THE REQUEST |
Using the listing below, select the lines with the word "基层动态" and copy them.

-- DATA ENTRIES start --

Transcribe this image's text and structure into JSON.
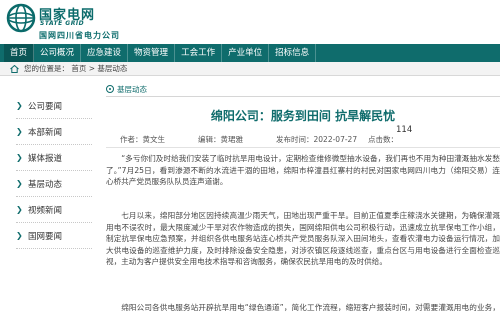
{
  "brand": {
    "name_cn": "国家电网",
    "name_en": "STATE GRID",
    "subsidiary": "国网四川省电力公司",
    "color": "#0f6c6c"
  },
  "nav": {
    "items": [
      {
        "label": "首页",
        "active": true
      },
      {
        "label": "公司概况"
      },
      {
        "label": "应急建设"
      },
      {
        "label": "物资管理"
      },
      {
        "label": "工会工作"
      },
      {
        "label": "产业单位"
      },
      {
        "label": "招标信息"
      }
    ]
  },
  "breadcrumb": {
    "text": "您的位置是： 首页 > 基层动态",
    "icon": "home-icon"
  },
  "sidebar": {
    "items": [
      {
        "label": "公司要闻"
      },
      {
        "label": "本部新闻"
      },
      {
        "label": "媒体报道"
      },
      {
        "label": "基层动态"
      },
      {
        "label": "视频新闻"
      },
      {
        "label": "国网要闻"
      }
    ]
  },
  "section": {
    "label": "基层动态"
  },
  "article": {
    "title": "绵阳公司：服务到田间 抗旱解民忧",
    "author": "作者：黄文生",
    "editor": "编辑：黄珺雅",
    "date": "发布时间：2022-07-27",
    "views_label": "点击数：",
    "views": "114",
    "paragraphs": [
      "“多亏你们及时给我们安装了临时抗旱用电设计，定期检查维修微型抽水设备，我们再也不用为种田灌溉抽水发愁了。”7月25日，看到渗源不断的水流进干涸的田地，绵阳市梓潼县红寨村的村民对国家电网四川电力（绵阳交易）连心桥共产党员服务队队员连声道谢。",
      "七月以来，绵阳部分地区因持续高温少雨天气，田地出现严重干旱。目前正值夏季庄稼浇水关键期，为确保灌溉用电不误农时，最大限度减少干旱对农作物造成的损失，国网绵阳供电公司积极行动，迅速成立抗旱保电工作小组，制定抗旱保电应急预案，并组织各供电服务站连心桥共产党员服务队深入田间地头，查看农灌电力设备运行情况，加大供电设备的巡查维护力度，及时排除设备安全隐患，对涉农镇区段逐线巡查，重点台区与用电设备进行全面检查巡视，主动为客户提供安全用电技术指导和咨询服务，确保农民抗旱用电的及时供给。",
      "绵阳公司各供电服务站开辟抗旱用电“绿色通道”，简化工作流程，缩短客户报装时间，对需要灌溉用电的业务，实行特事特办，24小时“零距离”服务，全力解决村民抗旱灌溉用电的燃眉之急。"
    ]
  }
}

-- DATA ENTRIES end --

REPLY TO THE TASK |
    "text": "您的位置是： 首页 > 基层动态",
        "label": "基层动态"
    "label": "基层动态"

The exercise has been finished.